**PROBLEM STATEMENT**: Count how many lines mention the word "Sonstige". Write that number alone.

[Data tied to figure images]
- - - - -

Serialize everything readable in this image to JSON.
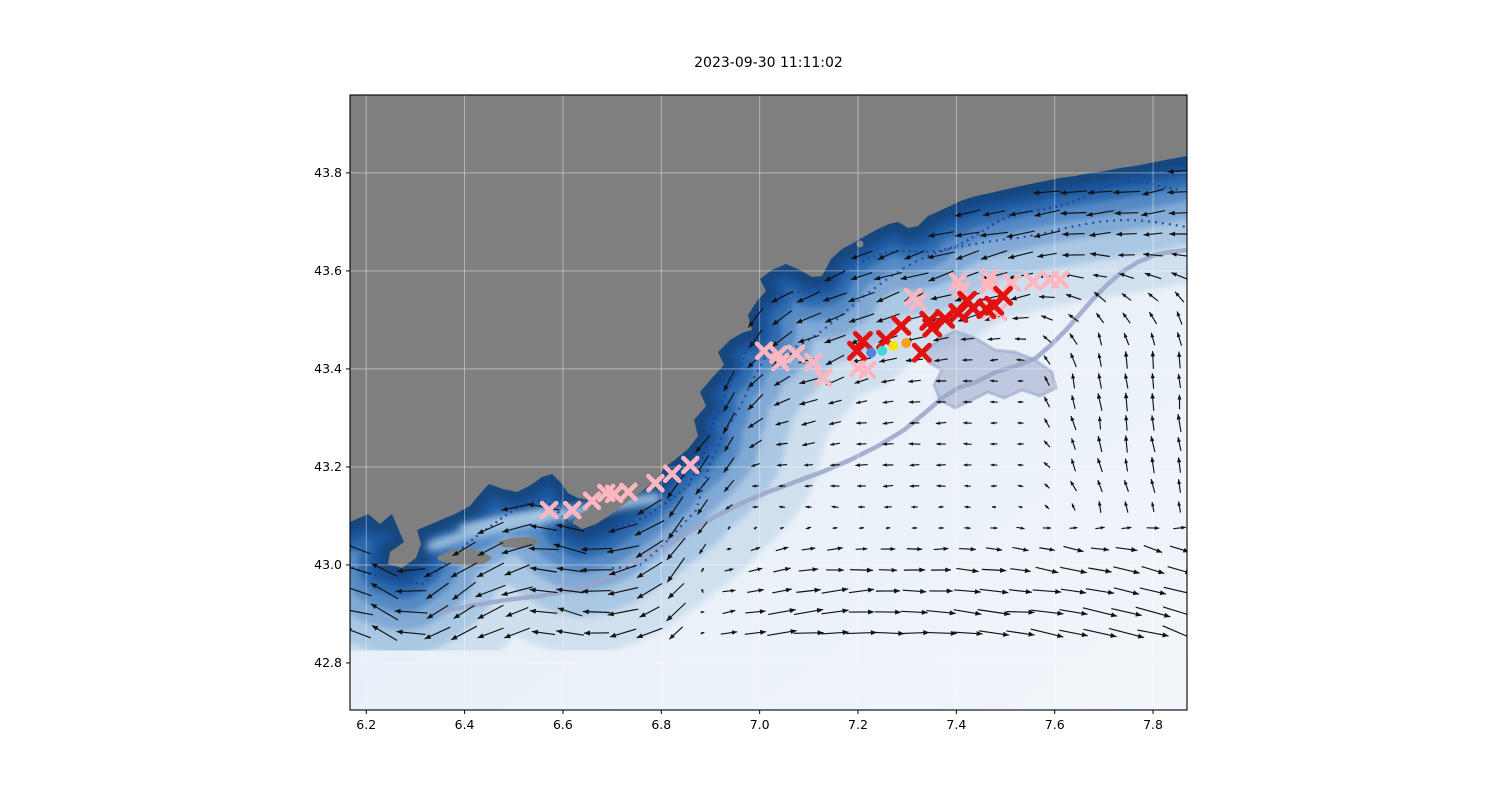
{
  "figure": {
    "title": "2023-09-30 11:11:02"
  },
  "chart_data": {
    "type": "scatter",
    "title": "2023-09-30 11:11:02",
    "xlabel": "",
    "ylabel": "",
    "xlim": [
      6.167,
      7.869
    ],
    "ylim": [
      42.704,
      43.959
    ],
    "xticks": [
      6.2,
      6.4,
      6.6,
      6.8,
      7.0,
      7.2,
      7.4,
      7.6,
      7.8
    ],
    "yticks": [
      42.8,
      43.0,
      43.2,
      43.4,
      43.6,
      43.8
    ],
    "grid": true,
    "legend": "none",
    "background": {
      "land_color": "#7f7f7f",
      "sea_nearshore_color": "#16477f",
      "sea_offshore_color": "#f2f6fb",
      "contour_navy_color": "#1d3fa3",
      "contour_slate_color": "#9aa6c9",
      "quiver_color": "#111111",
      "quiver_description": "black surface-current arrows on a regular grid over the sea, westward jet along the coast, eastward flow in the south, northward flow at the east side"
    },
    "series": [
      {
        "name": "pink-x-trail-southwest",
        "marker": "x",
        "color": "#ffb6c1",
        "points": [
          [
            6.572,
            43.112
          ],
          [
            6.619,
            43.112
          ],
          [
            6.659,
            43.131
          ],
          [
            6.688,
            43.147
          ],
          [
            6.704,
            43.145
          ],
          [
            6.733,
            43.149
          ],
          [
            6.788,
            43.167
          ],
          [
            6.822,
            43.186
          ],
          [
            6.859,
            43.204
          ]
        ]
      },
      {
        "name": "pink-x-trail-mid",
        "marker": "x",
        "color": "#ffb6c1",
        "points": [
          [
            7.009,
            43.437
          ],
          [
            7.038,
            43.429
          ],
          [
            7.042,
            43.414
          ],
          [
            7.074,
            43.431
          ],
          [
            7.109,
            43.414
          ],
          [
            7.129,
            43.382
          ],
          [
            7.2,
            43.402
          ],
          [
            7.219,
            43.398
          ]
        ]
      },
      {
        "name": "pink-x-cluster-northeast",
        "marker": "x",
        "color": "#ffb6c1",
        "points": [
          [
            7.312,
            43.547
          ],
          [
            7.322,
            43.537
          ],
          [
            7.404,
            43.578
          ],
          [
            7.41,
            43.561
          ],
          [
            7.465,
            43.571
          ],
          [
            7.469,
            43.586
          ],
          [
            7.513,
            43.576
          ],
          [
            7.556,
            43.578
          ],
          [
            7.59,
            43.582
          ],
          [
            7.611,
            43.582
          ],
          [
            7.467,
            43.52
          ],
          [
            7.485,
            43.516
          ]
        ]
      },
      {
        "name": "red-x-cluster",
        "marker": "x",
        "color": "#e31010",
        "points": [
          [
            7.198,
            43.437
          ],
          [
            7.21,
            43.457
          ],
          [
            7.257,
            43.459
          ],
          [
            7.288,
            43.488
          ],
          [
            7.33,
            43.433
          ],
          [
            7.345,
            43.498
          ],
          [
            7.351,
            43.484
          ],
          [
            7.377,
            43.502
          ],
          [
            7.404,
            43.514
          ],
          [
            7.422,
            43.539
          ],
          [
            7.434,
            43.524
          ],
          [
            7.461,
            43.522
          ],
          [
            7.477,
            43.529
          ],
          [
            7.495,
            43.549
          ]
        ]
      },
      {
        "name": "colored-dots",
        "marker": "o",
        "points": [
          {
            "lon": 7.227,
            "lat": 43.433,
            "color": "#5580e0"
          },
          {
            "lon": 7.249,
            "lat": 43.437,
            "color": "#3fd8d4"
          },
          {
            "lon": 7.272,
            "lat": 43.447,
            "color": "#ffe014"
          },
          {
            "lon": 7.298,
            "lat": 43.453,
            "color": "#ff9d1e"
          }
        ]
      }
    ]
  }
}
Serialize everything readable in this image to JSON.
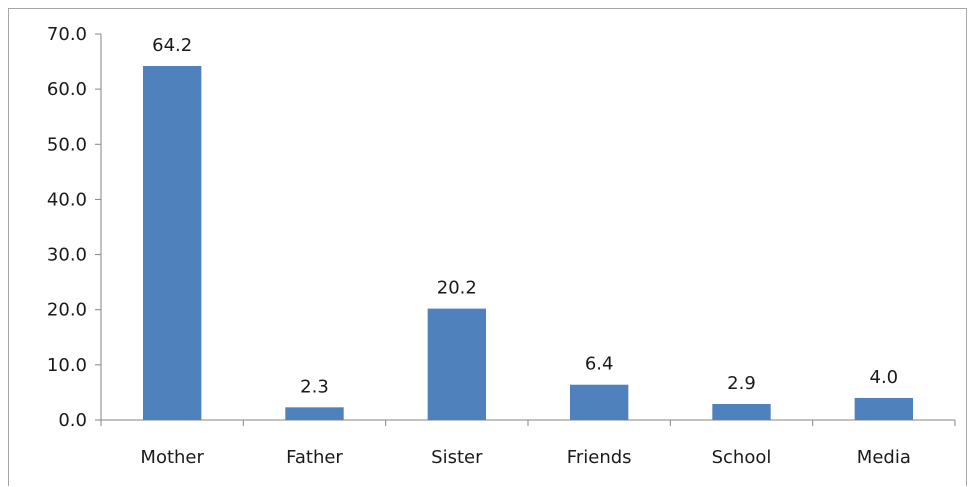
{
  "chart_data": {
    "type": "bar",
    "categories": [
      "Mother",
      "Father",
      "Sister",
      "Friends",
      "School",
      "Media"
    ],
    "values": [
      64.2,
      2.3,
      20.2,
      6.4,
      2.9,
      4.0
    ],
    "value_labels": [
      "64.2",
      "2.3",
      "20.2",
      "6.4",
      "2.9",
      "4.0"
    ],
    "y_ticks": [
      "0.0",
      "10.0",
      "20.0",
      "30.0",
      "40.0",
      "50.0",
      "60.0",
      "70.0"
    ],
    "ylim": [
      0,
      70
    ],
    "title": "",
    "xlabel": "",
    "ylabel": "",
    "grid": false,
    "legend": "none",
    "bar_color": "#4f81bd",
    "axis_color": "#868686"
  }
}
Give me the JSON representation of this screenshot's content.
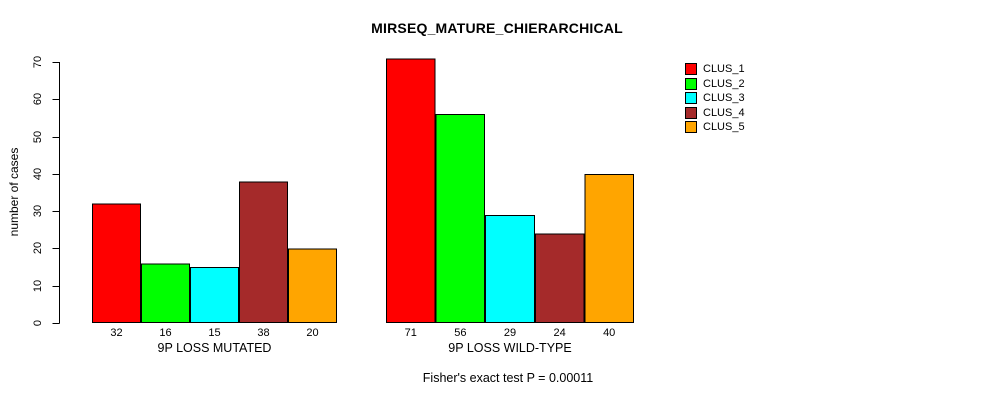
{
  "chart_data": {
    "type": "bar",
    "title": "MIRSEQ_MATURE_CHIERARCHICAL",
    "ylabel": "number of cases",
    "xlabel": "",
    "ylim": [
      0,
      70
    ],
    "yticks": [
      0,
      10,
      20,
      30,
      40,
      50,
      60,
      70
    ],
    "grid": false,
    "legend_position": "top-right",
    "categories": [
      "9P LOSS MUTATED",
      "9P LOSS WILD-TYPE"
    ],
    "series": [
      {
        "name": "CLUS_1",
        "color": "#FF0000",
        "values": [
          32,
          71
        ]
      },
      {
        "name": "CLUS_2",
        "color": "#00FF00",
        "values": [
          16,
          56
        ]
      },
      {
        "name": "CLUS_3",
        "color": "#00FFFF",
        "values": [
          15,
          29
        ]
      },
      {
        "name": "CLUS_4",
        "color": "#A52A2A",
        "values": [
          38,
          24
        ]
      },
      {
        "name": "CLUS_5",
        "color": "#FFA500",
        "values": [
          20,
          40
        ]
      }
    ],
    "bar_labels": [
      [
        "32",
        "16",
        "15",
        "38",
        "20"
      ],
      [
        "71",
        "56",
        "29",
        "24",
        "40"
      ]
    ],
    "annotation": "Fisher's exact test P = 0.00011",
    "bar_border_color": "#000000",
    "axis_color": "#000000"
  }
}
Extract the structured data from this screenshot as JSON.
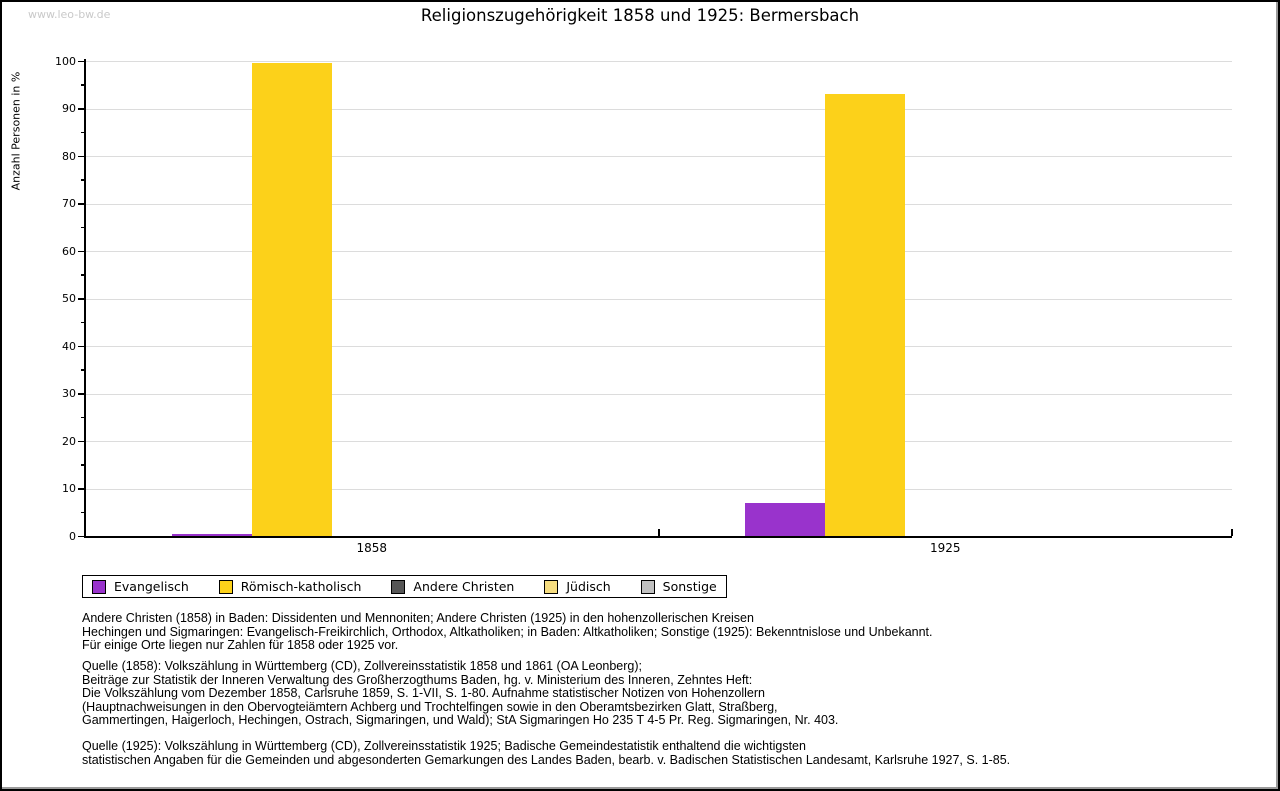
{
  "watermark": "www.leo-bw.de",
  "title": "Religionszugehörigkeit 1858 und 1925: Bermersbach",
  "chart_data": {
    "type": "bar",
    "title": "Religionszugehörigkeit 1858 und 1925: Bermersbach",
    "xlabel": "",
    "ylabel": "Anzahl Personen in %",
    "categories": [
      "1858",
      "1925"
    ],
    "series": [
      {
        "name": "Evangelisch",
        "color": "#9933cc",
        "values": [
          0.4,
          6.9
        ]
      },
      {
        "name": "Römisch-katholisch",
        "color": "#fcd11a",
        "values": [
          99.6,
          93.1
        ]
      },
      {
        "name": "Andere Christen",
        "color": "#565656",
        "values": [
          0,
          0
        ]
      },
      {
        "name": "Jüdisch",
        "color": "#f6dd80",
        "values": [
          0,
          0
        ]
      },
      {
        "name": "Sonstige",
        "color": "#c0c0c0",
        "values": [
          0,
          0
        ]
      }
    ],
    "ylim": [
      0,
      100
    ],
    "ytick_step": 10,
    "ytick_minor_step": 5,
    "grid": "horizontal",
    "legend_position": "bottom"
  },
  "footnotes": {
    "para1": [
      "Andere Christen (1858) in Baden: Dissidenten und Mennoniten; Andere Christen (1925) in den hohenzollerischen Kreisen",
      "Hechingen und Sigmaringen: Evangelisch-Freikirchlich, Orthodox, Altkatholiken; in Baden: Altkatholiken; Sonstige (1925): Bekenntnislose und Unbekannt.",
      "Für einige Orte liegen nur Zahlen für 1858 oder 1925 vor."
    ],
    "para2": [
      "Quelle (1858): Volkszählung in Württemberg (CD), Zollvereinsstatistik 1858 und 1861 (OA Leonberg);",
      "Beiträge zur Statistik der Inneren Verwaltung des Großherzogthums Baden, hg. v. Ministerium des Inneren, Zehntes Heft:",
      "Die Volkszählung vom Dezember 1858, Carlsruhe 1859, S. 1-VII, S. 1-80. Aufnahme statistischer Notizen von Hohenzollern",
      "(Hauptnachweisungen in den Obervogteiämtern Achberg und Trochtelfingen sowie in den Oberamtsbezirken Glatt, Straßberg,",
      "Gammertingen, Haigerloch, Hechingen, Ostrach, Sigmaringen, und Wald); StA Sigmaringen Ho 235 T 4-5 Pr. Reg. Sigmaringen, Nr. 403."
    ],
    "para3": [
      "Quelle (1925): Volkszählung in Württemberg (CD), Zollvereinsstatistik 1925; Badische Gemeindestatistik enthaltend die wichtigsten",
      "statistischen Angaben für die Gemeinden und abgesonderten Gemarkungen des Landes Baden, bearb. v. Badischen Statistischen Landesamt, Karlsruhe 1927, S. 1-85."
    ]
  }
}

- - - - -

**EXERCISE RESPONSE**: 2